WORK TO DO
Lines that contain the string "установлении" are to be copied; leave out all others.

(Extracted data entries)
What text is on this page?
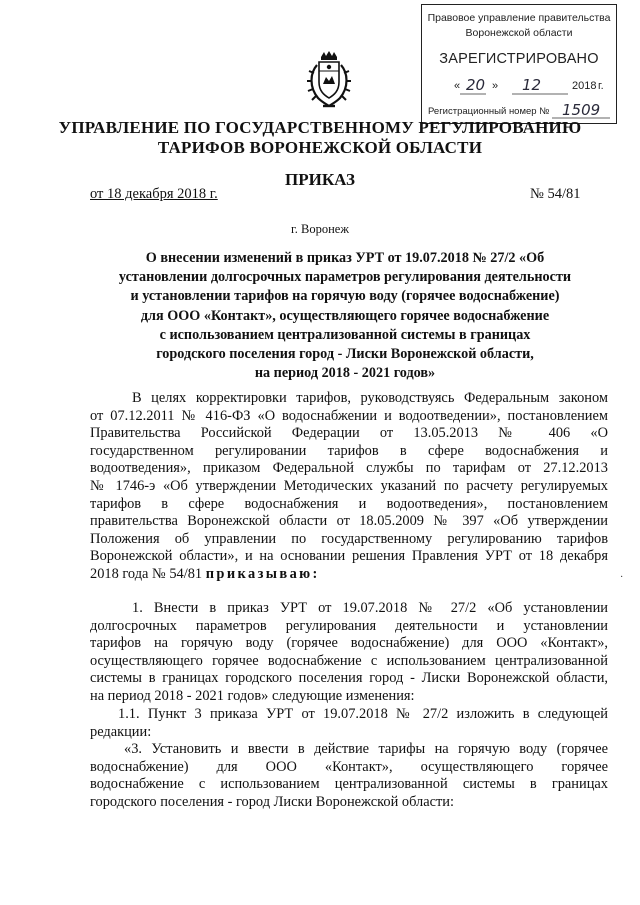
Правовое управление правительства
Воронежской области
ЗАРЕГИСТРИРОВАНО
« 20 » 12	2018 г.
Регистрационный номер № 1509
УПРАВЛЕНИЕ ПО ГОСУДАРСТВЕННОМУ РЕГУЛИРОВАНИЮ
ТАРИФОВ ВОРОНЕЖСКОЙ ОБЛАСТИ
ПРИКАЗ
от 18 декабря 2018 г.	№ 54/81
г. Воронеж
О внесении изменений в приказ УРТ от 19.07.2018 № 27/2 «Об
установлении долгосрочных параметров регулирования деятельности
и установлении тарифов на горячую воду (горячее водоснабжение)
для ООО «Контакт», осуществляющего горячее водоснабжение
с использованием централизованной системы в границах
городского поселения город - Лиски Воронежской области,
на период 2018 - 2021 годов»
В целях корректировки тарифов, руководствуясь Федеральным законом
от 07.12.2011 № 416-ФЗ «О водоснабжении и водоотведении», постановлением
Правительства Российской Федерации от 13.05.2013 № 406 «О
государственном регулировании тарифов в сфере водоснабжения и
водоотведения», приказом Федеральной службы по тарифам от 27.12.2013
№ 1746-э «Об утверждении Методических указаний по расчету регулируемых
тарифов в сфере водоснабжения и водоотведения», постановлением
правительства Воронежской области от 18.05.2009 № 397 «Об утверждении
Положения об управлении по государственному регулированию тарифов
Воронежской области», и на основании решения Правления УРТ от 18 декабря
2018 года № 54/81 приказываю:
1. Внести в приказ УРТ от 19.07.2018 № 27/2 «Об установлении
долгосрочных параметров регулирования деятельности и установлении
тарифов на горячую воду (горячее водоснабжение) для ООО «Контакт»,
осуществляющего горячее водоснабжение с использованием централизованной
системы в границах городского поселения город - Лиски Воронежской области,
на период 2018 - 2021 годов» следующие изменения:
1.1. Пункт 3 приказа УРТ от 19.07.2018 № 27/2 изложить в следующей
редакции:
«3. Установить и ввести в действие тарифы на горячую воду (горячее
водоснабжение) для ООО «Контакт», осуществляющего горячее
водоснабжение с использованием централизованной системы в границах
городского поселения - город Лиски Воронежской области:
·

--

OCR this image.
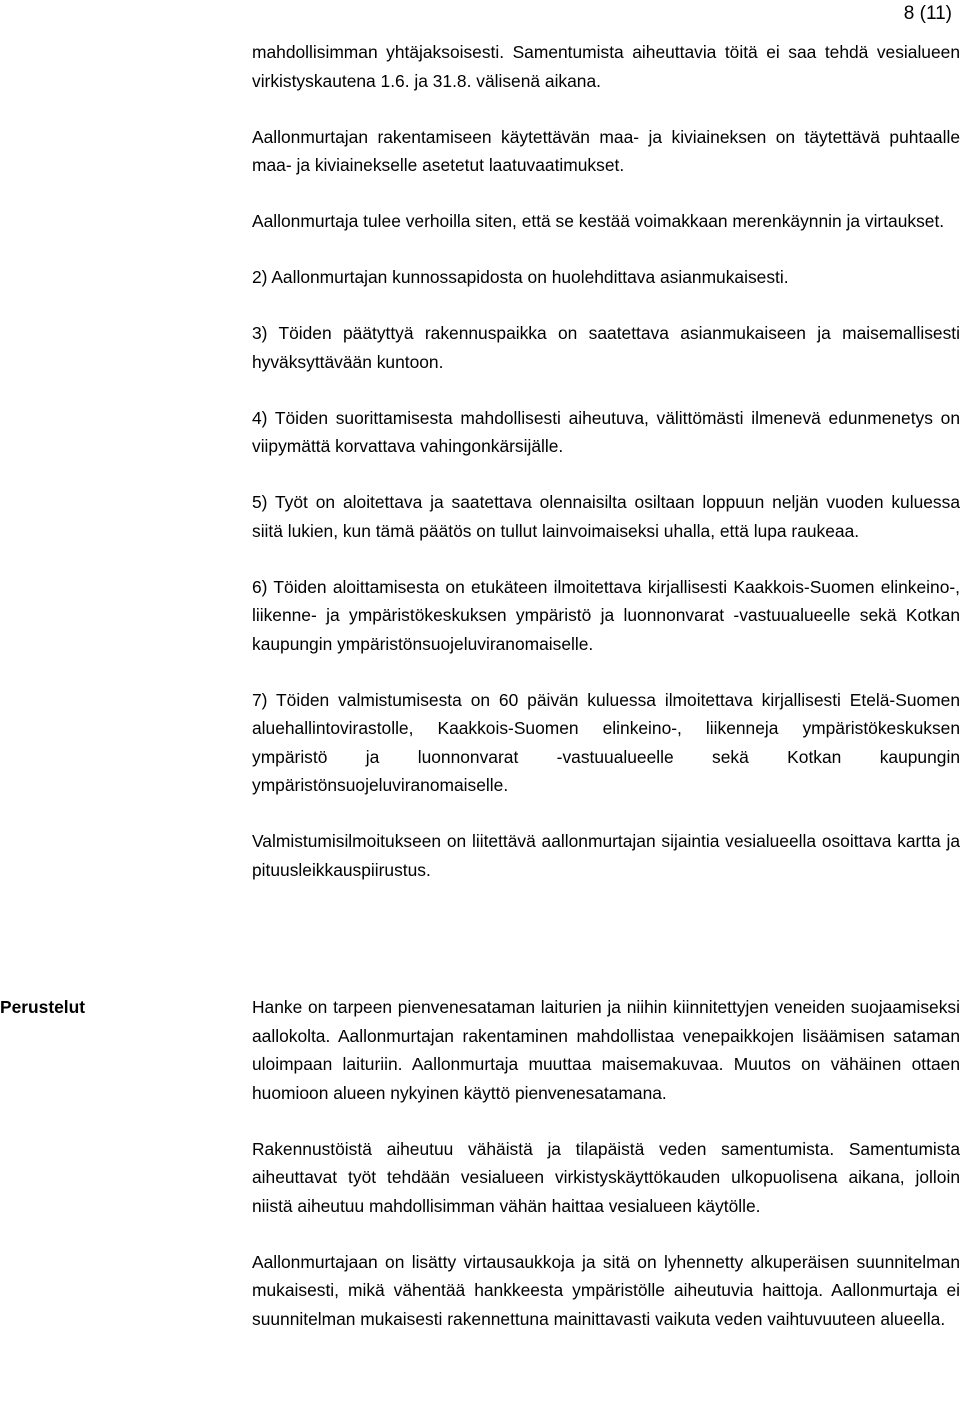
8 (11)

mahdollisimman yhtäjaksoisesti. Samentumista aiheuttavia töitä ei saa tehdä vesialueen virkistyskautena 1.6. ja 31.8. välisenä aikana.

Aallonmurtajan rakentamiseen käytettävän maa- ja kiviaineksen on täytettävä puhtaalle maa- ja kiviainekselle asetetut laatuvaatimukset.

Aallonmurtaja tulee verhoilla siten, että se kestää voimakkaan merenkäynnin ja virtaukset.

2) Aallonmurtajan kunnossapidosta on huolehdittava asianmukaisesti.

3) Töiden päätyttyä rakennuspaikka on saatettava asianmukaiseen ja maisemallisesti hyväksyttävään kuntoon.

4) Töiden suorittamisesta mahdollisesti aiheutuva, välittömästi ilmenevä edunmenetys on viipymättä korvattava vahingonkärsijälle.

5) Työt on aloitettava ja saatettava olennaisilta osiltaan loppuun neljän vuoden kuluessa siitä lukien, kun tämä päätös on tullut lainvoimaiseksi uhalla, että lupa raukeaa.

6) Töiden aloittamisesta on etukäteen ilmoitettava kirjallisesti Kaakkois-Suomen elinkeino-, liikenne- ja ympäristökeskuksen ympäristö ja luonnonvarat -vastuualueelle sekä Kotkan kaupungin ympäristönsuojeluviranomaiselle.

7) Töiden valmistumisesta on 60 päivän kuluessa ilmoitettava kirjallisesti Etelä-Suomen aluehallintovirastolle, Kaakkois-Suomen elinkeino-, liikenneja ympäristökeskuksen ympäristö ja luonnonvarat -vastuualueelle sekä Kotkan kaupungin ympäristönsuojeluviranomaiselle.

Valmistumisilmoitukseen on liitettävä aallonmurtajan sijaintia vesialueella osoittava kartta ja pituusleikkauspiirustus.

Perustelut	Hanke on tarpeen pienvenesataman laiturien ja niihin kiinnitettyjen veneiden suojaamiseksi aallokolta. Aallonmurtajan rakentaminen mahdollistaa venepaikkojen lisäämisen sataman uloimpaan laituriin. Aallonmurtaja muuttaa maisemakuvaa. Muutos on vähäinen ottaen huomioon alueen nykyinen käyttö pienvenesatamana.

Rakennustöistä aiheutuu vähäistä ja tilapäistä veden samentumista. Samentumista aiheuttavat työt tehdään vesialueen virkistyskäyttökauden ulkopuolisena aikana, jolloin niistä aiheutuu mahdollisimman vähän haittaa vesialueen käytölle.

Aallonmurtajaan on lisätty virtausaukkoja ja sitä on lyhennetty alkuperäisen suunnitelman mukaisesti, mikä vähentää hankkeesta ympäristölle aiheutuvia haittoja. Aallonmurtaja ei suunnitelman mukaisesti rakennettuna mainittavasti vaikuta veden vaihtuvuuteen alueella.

SOLUTION FOR THIS EXERCISE
установлении долгосрочных параметров регулирования деятельности
и установлении тарифов на горячую воду (горячее водоснабжение)
1. Внести в приказ УРТ от 19.07.2018 № 27/2 «Об установлении
долгосрочных параметров регулирования деятельности и установлении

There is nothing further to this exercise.